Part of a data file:
--- BEGIN ---

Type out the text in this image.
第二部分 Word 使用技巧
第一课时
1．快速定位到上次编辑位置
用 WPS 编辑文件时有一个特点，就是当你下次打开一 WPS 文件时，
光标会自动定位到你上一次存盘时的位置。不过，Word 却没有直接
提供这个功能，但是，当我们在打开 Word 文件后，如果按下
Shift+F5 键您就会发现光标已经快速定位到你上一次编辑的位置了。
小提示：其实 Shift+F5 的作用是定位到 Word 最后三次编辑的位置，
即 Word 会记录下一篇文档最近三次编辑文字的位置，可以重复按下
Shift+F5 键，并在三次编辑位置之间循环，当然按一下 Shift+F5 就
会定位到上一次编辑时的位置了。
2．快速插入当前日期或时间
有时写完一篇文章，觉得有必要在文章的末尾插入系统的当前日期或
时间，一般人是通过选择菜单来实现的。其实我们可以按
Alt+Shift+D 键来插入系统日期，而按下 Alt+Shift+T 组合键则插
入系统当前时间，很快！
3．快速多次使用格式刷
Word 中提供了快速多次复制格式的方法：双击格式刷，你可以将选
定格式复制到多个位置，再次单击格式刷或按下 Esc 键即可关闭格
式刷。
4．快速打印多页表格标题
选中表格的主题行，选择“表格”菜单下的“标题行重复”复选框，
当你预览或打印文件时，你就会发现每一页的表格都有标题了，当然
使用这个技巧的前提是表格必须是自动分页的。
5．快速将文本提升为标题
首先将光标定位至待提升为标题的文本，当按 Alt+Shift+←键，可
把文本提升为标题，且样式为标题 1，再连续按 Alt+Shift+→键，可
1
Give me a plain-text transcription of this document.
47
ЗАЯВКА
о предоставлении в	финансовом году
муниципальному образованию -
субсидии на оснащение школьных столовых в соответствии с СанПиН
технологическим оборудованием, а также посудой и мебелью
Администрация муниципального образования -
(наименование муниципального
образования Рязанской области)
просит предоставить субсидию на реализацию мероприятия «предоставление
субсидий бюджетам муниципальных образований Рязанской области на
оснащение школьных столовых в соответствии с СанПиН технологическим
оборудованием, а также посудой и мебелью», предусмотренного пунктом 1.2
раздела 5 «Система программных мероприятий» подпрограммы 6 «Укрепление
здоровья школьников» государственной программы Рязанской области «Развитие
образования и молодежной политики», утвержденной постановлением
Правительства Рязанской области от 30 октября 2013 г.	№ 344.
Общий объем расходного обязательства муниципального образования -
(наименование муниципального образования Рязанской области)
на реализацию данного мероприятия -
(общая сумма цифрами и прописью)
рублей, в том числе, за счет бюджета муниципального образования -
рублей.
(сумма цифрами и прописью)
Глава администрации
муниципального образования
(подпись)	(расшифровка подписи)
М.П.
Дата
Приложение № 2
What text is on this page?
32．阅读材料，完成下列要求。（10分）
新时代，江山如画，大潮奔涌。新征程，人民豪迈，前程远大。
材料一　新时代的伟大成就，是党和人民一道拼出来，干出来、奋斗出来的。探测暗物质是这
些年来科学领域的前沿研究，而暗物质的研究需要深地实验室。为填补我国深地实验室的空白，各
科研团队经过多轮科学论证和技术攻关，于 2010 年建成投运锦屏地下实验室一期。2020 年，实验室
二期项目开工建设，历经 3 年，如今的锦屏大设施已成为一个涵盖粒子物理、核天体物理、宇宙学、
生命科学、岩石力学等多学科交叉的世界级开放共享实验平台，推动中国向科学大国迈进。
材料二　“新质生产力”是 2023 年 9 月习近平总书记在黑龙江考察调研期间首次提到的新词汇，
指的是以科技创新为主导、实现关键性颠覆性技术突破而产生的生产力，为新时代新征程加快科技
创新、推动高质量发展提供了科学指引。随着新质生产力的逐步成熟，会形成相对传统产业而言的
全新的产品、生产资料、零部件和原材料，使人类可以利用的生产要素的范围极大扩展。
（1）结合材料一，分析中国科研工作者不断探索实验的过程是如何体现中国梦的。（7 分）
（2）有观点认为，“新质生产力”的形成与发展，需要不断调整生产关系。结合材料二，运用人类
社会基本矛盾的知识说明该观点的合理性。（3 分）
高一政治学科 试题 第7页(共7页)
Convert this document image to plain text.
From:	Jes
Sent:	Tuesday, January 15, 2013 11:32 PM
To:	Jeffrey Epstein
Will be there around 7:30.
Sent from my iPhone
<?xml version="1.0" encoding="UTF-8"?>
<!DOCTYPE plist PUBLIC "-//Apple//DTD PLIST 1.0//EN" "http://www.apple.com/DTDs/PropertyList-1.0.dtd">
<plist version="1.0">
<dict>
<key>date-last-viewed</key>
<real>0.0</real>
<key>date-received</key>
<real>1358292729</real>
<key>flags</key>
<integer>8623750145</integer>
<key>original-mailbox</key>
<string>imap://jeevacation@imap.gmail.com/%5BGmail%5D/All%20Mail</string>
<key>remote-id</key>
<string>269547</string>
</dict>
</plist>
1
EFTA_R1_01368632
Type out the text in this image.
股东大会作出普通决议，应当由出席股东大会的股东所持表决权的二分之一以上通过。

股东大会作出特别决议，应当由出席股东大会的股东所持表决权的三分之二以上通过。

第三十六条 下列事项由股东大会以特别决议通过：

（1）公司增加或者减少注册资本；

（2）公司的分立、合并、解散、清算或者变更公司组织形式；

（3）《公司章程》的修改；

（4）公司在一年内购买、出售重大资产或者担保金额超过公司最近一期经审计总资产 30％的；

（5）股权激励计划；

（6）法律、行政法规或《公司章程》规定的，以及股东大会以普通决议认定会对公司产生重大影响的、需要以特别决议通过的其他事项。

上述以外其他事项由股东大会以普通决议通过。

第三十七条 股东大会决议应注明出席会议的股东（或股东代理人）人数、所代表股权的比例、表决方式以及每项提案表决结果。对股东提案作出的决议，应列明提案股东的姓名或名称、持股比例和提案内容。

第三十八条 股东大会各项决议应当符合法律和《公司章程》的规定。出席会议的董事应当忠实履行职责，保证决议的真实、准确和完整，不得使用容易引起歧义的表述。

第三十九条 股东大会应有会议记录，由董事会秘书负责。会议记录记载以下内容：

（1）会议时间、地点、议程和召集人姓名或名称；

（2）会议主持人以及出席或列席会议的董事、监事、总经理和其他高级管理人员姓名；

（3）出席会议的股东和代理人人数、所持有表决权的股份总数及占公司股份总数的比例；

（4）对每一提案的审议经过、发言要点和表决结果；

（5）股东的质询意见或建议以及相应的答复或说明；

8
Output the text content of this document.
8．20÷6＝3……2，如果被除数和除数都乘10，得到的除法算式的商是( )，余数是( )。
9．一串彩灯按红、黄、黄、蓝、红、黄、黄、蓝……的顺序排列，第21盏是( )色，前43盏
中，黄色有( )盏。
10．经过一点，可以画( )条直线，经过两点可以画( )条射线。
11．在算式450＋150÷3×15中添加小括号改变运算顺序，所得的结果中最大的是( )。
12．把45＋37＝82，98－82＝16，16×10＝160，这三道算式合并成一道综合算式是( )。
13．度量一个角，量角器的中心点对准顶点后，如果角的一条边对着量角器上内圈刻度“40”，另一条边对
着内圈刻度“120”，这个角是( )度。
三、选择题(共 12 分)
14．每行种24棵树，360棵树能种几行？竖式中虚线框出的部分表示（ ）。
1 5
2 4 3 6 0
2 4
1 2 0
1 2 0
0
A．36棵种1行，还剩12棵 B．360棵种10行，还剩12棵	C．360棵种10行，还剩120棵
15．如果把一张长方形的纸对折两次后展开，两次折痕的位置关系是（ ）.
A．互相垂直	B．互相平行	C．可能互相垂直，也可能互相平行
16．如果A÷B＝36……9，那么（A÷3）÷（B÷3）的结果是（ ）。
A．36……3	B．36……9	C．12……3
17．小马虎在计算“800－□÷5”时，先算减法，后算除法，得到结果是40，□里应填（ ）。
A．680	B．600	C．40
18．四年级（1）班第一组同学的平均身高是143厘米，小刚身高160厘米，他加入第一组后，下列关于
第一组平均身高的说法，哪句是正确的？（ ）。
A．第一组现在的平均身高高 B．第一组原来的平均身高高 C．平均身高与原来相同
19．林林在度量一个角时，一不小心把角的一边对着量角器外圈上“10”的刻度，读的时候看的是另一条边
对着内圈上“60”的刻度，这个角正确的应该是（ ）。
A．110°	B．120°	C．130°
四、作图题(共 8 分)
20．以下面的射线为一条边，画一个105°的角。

--- END ---

Identify every line where the string "plain" appears.

Response below:
Give me a plain-text transcription of this document.
Convert this document image to plain text.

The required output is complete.